CHALLENGE: Write out the entries below once more, exactly.
┏━━
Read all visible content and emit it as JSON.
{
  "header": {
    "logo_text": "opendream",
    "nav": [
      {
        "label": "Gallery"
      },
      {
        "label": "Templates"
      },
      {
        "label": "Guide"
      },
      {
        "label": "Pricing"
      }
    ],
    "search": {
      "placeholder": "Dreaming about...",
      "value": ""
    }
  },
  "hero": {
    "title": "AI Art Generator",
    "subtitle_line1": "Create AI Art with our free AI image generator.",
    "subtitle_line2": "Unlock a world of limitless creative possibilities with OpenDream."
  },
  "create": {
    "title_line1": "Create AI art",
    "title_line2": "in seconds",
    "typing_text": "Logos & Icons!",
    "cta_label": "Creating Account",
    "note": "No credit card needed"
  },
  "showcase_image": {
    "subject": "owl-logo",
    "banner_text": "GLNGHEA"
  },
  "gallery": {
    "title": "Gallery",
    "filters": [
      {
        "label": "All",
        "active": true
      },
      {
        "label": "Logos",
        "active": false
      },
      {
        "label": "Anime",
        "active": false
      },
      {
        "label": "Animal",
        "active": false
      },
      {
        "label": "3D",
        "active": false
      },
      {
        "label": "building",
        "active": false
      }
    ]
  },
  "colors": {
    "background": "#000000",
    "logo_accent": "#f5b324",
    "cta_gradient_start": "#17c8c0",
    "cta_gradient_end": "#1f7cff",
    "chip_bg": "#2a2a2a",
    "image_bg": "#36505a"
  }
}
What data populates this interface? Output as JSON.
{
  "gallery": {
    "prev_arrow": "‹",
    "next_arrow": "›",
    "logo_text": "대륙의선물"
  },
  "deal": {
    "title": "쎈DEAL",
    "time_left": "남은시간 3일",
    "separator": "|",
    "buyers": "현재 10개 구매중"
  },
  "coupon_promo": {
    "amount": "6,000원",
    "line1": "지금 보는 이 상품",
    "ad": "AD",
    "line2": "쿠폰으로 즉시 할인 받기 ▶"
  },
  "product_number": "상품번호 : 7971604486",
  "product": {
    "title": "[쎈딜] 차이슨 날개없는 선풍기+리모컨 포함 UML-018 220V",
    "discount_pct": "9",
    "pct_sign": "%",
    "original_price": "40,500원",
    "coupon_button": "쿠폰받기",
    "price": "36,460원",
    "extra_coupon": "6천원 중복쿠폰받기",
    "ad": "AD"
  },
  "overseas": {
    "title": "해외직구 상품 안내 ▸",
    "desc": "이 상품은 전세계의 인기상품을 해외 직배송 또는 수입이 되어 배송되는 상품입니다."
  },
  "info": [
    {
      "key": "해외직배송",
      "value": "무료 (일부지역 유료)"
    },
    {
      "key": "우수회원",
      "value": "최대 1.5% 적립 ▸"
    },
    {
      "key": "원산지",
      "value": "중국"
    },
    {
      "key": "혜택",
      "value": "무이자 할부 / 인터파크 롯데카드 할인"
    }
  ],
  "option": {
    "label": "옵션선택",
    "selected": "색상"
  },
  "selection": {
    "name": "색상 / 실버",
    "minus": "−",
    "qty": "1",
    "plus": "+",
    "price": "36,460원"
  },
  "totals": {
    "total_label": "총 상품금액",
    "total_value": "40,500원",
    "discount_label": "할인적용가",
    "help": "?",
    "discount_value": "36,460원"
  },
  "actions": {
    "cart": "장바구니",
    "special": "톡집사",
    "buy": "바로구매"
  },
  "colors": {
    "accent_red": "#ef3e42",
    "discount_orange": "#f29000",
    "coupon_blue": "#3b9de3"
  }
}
┗━━
SOLUTION TO THIS TASK:
Read all visible content and emit it as JSON.
{
  "header": {
    "logo_text": "opendream",
    "nav": [
      {
        "label": "Gallery"
      },
      {
        "label": "Templates"
      },
      {
        "label": "Guide"
      },
      {
        "label": "Pricing"
      }
    ],
    "search": {
      "placeholder": "Dreaming about...",
      "value": ""
    }
  },
  "hero": {
    "title": "AI Art Generator",
    "subtitle_line1": "Create AI Art with our free AI image generator.",
    "subtitle_line2": "Unlock a world of limitless creative possibilities with OpenDream."
  },
  "create": {
    "title_line1": "Create AI art",
    "title_line2": "in seconds",
    "typing_text": "Logos & Icons!",
    "cta_label": "Creating Account",
    "note": "No credit card needed"
  },
  "showcase_image": {
    "subject": "owl-logo",
    "banner_text": "GLNGHEA"
  },
  "gallery": {
    "title": "Gallery",
    "filters": [
      {
        "label": "All",
        "active": true
      },
      {
        "label": "Logos",
        "active": false
      },
      {
        "label": "Anime",
        "active": false
      },
      {
        "label": "Animal",
        "active": false
      },
      {
        "label": "3D",
        "active": false
      },
      {
        "label": "building",
        "active": false
      }
    ]
  },
  "colors": {
    "background": "#000000",
    "logo_accent": "#f5b324",
    "cta_gradient_start": "#17c8c0",
    "cta_gradient_end": "#1f7cff",
    "chip_bg": "#2a2a2a",
    "image_bg": "#36505a"
  }
}
What data populates this interface? Output as JSON.
{
  "gallery": {
    "prev_arrow": "‹",
    "next_arrow": "›",
    "logo_text": "대륙의선물"
  },
  "deal": {
    "title": "쎈DEAL",
    "time_left": "남은시간 3일",
    "separator": "|",
    "buyers": "현재 10개 구매중"
  },
  "coupon_promo": {
    "amount": "6,000원",
    "line1": "지금 보는 이 상품",
    "ad": "AD",
    "line2": "쿠폰으로 즉시 할인 받기 ▶"
  },
  "product_number": "상품번호 : 7971604486",
  "product": {
    "title": "[쎈딜] 차이슨 날개없는 선풍기+리모컨 포함 UML-018 220V",
    "discount_pct": "9",
    "pct_sign": "%",
    "original_price": "40,500원",
    "coupon_button": "쿠폰받기",
    "price": "36,460원",
    "extra_coupon": "6천원 중복쿠폰받기",
    "ad": "AD"
  },
  "overseas": {
    "title": "해외직구 상품 안내 ▸",
    "desc": "이 상품은 전세계의 인기상품을 해외 직배송 또는 수입이 되어 배송되는 상품입니다."
  },
  "info": [
    {
      "key": "해외직배송",
      "value": "무료 (일부지역 유료)"
    },
    {
      "key": "우수회원",
      "value": "최대 1.5% 적립 ▸"
    },
    {
      "key": "원산지",
      "value": "중국"
    },
    {
      "key": "혜택",
      "value": "무이자 할부 / 인터파크 롯데카드 할인"
    }
  ],
  "option": {
    "label": "옵션선택",
    "selected": "색상"
  },
  "selection": {
    "name": "색상 / 실버",
    "minus": "−",
    "qty": "1",
    "plus": "+",
    "price": "36,460원"
  },
  "totals": {
    "total_label": "총 상품금액",
    "total_value": "40,500원",
    "discount_label": "할인적용가",
    "help": "?",
    "discount_value": "36,460원"
  },
  "actions": {
    "cart": "장바구니",
    "special": "톡집사",
    "buy": "바로구매"
  },
  "colors": {
    "accent_red": "#ef3e42",
    "discount_orange": "#f29000",
    "coupon_blue": "#3b9de3"
  }
}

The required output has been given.